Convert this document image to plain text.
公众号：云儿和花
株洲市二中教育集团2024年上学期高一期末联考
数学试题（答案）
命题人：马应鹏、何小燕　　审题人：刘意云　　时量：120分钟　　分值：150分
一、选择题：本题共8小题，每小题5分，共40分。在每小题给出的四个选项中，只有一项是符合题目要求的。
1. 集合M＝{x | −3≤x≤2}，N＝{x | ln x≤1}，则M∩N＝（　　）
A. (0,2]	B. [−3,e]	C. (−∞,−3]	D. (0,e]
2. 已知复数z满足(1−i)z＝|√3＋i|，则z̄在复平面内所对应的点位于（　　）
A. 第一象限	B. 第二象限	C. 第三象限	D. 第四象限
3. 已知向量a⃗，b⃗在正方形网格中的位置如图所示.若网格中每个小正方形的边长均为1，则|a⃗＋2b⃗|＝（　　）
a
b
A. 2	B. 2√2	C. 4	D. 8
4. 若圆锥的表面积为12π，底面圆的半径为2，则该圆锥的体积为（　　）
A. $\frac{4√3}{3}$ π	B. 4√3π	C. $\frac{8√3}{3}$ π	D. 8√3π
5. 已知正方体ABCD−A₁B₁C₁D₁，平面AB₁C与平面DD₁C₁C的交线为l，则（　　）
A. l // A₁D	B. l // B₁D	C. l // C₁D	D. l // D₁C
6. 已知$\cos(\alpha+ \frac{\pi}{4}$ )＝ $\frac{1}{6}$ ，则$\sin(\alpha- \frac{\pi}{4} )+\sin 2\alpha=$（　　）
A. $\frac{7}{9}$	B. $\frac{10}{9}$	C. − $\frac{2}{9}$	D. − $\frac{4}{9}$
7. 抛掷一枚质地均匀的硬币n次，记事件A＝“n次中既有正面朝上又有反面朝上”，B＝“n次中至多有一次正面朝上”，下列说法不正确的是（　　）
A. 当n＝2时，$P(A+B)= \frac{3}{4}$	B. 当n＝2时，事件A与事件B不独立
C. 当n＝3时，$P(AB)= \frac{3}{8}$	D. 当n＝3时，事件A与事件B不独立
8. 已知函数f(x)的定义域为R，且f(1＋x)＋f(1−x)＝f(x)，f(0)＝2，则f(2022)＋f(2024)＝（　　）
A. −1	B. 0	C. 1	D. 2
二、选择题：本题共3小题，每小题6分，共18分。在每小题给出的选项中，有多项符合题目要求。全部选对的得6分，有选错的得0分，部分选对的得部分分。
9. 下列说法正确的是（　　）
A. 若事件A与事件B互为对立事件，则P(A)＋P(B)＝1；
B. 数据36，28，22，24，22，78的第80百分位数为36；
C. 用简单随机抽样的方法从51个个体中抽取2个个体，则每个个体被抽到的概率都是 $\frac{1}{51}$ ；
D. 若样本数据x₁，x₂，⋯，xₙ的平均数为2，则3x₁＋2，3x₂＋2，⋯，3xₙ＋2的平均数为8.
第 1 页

▶ **Instructions for the task**
Repeat the listing above without any change.

▶ **Task response**
Convert this document image to plain text.
公众号：云儿和花
株洲市二中教育集团2024年上学期高一期末联考
数学试题（答案）
命题人：马应鹏、何小燕　　审题人：刘意云　　时量：120分钟　　分值：150分
一、选择题：本题共8小题，每小题5分，共40分。在每小题给出的四个选项中，只有一项是符合题目要求的。
1. 集合M＝{x | −3≤x≤2}，N＝{x | ln x≤1}，则M∩N＝（　　）
A. (0,2]	B. [−3,e]	C. (−∞,−3]	D. (0,e]
2. 已知复数z满足(1−i)z＝|√3＋i|，则z̄在复平面内所对应的点位于（　　）
A. 第一象限	B. 第二象限	C. 第三象限	D. 第四象限
3. 已知向量a⃗，b⃗在正方形网格中的位置如图所示.若网格中每个小正方形的边长均为1，则|a⃗＋2b⃗|＝（　　）
a
b
A. 2	B. 2√2	C. 4	D. 8
4. 若圆锥的表面积为12π，底面圆的半径为2，则该圆锥的体积为（　　）
A. $\frac{4√3}{3}$ π	B. 4√3π	C. $\frac{8√3}{3}$ π	D. 8√3π
5. 已知正方体ABCD−A₁B₁C₁D₁，平面AB₁C与平面DD₁C₁C的交线为l，则（　　）
A. l // A₁D	B. l // B₁D	C. l // C₁D	D. l // D₁C
6. 已知$\cos(\alpha+ \frac{\pi}{4}$ )＝ $\frac{1}{6}$ ，则$\sin(\alpha- \frac{\pi}{4} )+\sin 2\alpha=$（　　）
A. $\frac{7}{9}$	B. $\frac{10}{9}$	C. − $\frac{2}{9}$	D. − $\frac{4}{9}$
7. 抛掷一枚质地均匀的硬币n次，记事件A＝“n次中既有正面朝上又有反面朝上”，B＝“n次中至多有一次正面朝上”，下列说法不正确的是（　　）
A. 当n＝2时，$P(A+B)= \frac{3}{4}$	B. 当n＝2时，事件A与事件B不独立
C. 当n＝3时，$P(AB)= \frac{3}{8}$	D. 当n＝3时，事件A与事件B不独立
8. 已知函数f(x)的定义域为R，且f(1＋x)＋f(1−x)＝f(x)，f(0)＝2，则f(2022)＋f(2024)＝（　　）
A. −1	B. 0	C. 1	D. 2
二、选择题：本题共3小题，每小题6分，共18分。在每小题给出的选项中，有多项符合题目要求。全部选对的得6分，有选错的得0分，部分选对的得部分分。
9. 下列说法正确的是（　　）
A. 若事件A与事件B互为对立事件，则P(A)＋P(B)＝1；
B. 数据36，28，22，24，22，78的第80百分位数为36；
C. 用简单随机抽样的方法从51个个体中抽取2个个体，则每个个体被抽到的概率都是 $\frac{1}{51}$ ；
D. 若样本数据x₁，x₂，⋯，xₙ的平均数为2，则3x₁＋2，3x₂＋2，⋯，3xₙ＋2的平均数为8.
第 1 页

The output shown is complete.